### [Texto fornecido]
O boa noite protocolar se segue à indicação do destino. Mas o silêncio não permaneceria muito tempo naquele carro. Afinal, um taxista que não puxa assunto não é carioca. Mas ele queria mais do que criar uma conexão com o seu passageiro. Desejava desabafar. Algo que o operário das palavras só perceberia quando já estava mergulhado numa conversa que só teria fim após o pagamento da corrida.

No rádio, Rita Lee exibe todo o seu talento numa daquelas emissoras do gênero “good times”. O taxista aumenta o volume e começa a cantar. "E nem só de cama vive a mulher/Por isso não provoque/É cor de rosa choque".

Exibindo uma boca com sorriso largo que revelava a ausência de laterais no sistema defensivo, o taxista do alto dos seus 50 e muitos anos para a cantoria e resolve virar crítico musical:

- Isso é que é música! Rita Lee, parceiro! Não se encontram mais cantoras como a Rita Lee. Quem é que seria capaz de fazer uma poesia como essa hoje? Um funkeiro? Nada. Espera sentado. Vocês vivem na pior – disse o protótipo de Nelson Motta.

(Registros de um conjunto de dados)
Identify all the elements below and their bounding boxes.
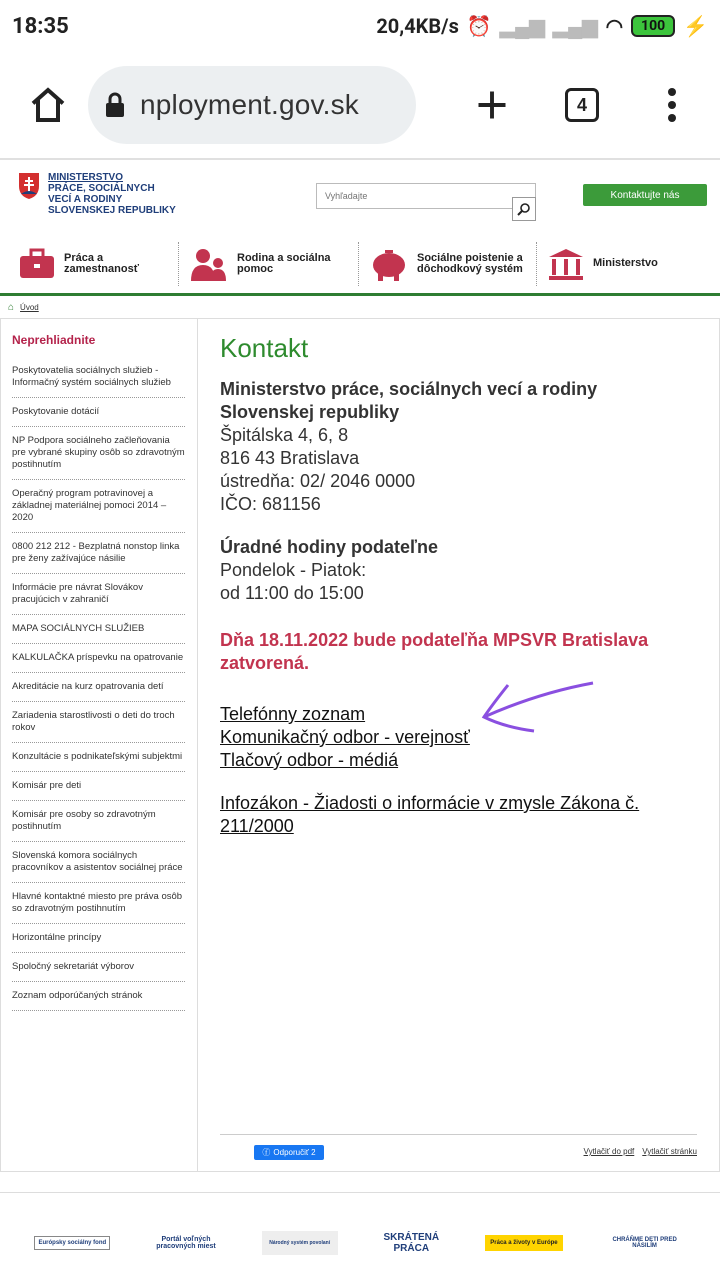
building-icon	[547, 247, 585, 281]
nav-label: Práca a	[64, 251, 104, 264]
sidebar-item[interactable]: Hlavné kontaktné miesto pre práva osôb so zdravotným postihnutím	[12, 883, 185, 924]
logo-short-work[interactable]: SKRÁTENÁ PRÁCA	[383, 1231, 440, 1254]
main-content	[198, 319, 719, 1171]
nav-label: pomoc	[237, 262, 274, 275]
hours-time: od 11:00 do 15:00	[220, 583, 364, 603]
hours-block	[220, 536, 697, 605]
alarm-icon: ⏰	[466, 14, 492, 38]
search-button[interactable]	[512, 197, 536, 221]
logo-text	[48, 172, 176, 216]
more-vertical-icon	[667, 87, 677, 123]
sidebar-item[interactable]: Slovenská komora sociálnych pracovníkov a asistentov sociálnej práce	[12, 842, 185, 883]
status-bar	[0, 0, 720, 52]
home-icon	[28, 85, 68, 125]
breadcrumb	[0, 296, 720, 318]
status-icons	[376, 14, 708, 39]
sidebar-item[interactable]: Poskytovatelia sociálnych služieb - Informačný systém sociálnych služieb	[12, 357, 185, 398]
sidebar-item[interactable]: Zariadenia starostlivosti o deti do troch rokov	[12, 702, 185, 743]
logo-esf[interactable]: Európsky sociálny fond	[34, 1236, 110, 1250]
home-small-icon: ⌂	[8, 301, 15, 313]
logo-line: SLOVENSKEJ REPUBLIKY	[48, 205, 176, 216]
print-pdf-link[interactable]: Vytlačiť do pdf	[583, 1147, 635, 1156]
nav-label: Rodina a sociálna	[237, 251, 331, 264]
search-icon	[517, 202, 531, 216]
print-page-link[interactable]: Vytlačiť stránku	[642, 1147, 697, 1156]
nav-label: dôchodkový systém	[417, 262, 523, 275]
nav-item-family[interactable]	[178, 242, 358, 286]
people-icon	[189, 247, 229, 281]
print-links	[584, 1147, 697, 1156]
phone: ústredňa: 02/ 2046 0000	[220, 471, 416, 491]
sidebar-item[interactable]: Akreditácie na kurz opatrovania detí	[12, 673, 185, 702]
sidebar-item[interactable]: MAPA SOCIÁLNYCH SLUŽIEB	[12, 615, 185, 644]
content-area	[0, 318, 720, 1172]
partner-logos	[0, 1192, 720, 1280]
ministry-logo[interactable]	[18, 172, 176, 216]
search-input[interactable]	[316, 183, 536, 209]
url-text: nployment.gov.sk	[140, 89, 360, 120]
sidebar-item[interactable]: Komisár pre deti	[12, 772, 185, 801]
logo-line: PRÁCE, SOCIÁLNYCH	[48, 183, 155, 194]
facebook-icon: ⓕ	[262, 1148, 271, 1157]
logo-line: VECÍ A RODINY	[48, 194, 123, 205]
tab-count: 4	[565, 88, 599, 122]
link-phonebook[interactable]: Telefónny zoznam	[220, 704, 366, 724]
nav-label: zamestnanosť	[64, 262, 139, 275]
breadcrumb-home-link[interactable]: Úvod	[20, 302, 39, 312]
status-time: 18:35	[12, 13, 69, 39]
org-name-2: Slovenskej republiky	[220, 402, 400, 422]
main-nav	[0, 234, 720, 296]
tab-switcher-button[interactable]	[552, 75, 612, 135]
content-divider	[220, 1134, 697, 1135]
link-communications[interactable]: Komunikačný odbor - verejnosť	[220, 727, 470, 747]
nav-item-ministry[interactable]	[536, 242, 696, 286]
logo-nsp[interactable]: Národný systém povolaní	[262, 1231, 338, 1255]
hours-title: Úradné hodiny podateľne	[220, 537, 438, 557]
logo-protect-children[interactable]: CHRÁŇME DETI PRED NÁSILÍM	[612, 1236, 677, 1249]
fb-label: Odporučiť 2	[273, 1148, 316, 1157]
battery-icon: 100	[631, 15, 675, 37]
home-button[interactable]	[18, 75, 78, 135]
logo-line: MINISTERSTVO	[48, 172, 124, 183]
briefcase-icon	[18, 248, 56, 280]
sidebar-item[interactable]: NP Podpora sociálneho začleňovania pre vybrané skupiny osôb so zdravotným postihnutím	[12, 427, 185, 480]
contact-button[interactable]: Kontaktujte nás	[583, 184, 707, 206]
contact-links	[220, 703, 697, 838]
ico: IČO: 681156	[220, 494, 321, 514]
sidebar-item[interactable]: Poskytovanie dotácií	[12, 398, 185, 427]
city: 816 43 Bratislava	[220, 448, 360, 468]
logo-eures[interactable]: Práca a životy v Európe	[485, 1235, 563, 1251]
facebook-like-button[interactable]	[254, 1145, 324, 1160]
sidebar-item[interactable]: Komisár pre osoby so zdravotným postihnutím	[12, 801, 185, 842]
logo-job-portal[interactable]: Portál voľných pracovných miest	[156, 1235, 216, 1250]
org-name: Ministerstvo práce, sociálnych vecí a rodiny	[220, 379, 598, 399]
closure-notice: Dňa 18.11.2022 bude podateľňa MPSVR Bratislava zatvorená.	[220, 630, 649, 673]
piggy-bank-icon	[369, 247, 409, 281]
address-block	[220, 378, 697, 516]
sidebar-title: Neprehliadnite	[12, 333, 96, 347]
lock-icon	[104, 92, 126, 118]
link-infozakon[interactable]: Infozákon - Žiadosti o informácie v zmysle Zákona č. 211/2000	[220, 793, 640, 836]
charging-icon: ⚡	[683, 14, 708, 38]
signal-icon-2: ▂▄▆	[552, 13, 598, 38]
link-press[interactable]: Tlačový odbor - médiá	[220, 750, 399, 770]
nav-label: Ministerstvo	[593, 257, 658, 269]
site-header	[0, 160, 720, 234]
address-bar[interactable]	[88, 66, 416, 144]
nav-item-work[interactable]	[8, 242, 178, 286]
network-speed: 20,4KB/s	[376, 14, 459, 38]
web-page	[0, 160, 720, 1280]
sidebar-item[interactable]: Spoločný sekretariát výborov	[12, 953, 185, 982]
new-tab-button[interactable]	[462, 75, 522, 135]
sidebar-item[interactable]: Operačný program potravinovej a základnej materiálnej pomoci 2014 – 2020	[12, 480, 185, 533]
nav-label: Sociálne poistenie a	[417, 251, 523, 264]
sidebar-item[interactable]: 0800 212 212 - Bezplatná nonstop linka pre ženy zažívajúce násilie	[12, 533, 185, 574]
browser-toolbar	[0, 52, 720, 160]
annotation-arrow	[478, 675, 598, 735]
menu-button[interactable]	[642, 75, 702, 135]
nav-item-insurance[interactable]	[358, 242, 536, 286]
hours-days: Pondelok - Piatok:	[220, 560, 367, 580]
wifi-icon: ◠	[605, 14, 624, 38]
sidebar-item[interactable]: Zoznam odporúčaných stránok	[12, 982, 185, 1011]
sidebar-item[interactable]: Horizontálne princípy	[12, 924, 185, 953]
search-box	[316, 183, 536, 220]
coat-of-arms-icon	[18, 172, 40, 200]
plus-icon	[474, 87, 510, 123]
sidebar-item[interactable]: Konzultácie s podnikateľskými subjektmi	[12, 743, 185, 772]
sidebar-item[interactable]: KALKULAČKA príspevku na opatrovanie	[12, 644, 185, 673]
signal-icon: ▂▄▆	[499, 13, 545, 38]
street: Špitálska 4, 6, 8	[220, 425, 349, 445]
sidebar	[1, 319, 198, 1171]
page-title: Kontakt	[220, 333, 309, 363]
sidebar-item[interactable]: Informácie pre návrat Slovákov pracujúcich v zahraničí	[12, 574, 185, 615]
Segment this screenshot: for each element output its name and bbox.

### [Instruções]
[A] Cite o trecho do texto sobre o taxista que vai de “- Isso é que” até “de Nelson Motta.”, inclusive.
[B] Traduza para o inglês esta frase do texto sobre o taxista: “Afinal, um taxista que não puxa assunto não é carioca.”
[C] De acordo com o texto sobre o taxista, qual cantora se ouve no rádio do carro?

### [Respostas do exercício]
[A]
- Isso é que é música! Rita Lee, parceiro! Não se encontram mais cantoras como a Rita Lee. Quem é que seria capaz de fazer uma poesia como essa hoje? Um funkeiro? Nada. Espera sentado. Vocês vivem na pior – disse o protótipo de Nelson Motta.

[B] After all, a taxi driver who doesn't strike up a conversation isn't a carioca.

[C] Rita Lee.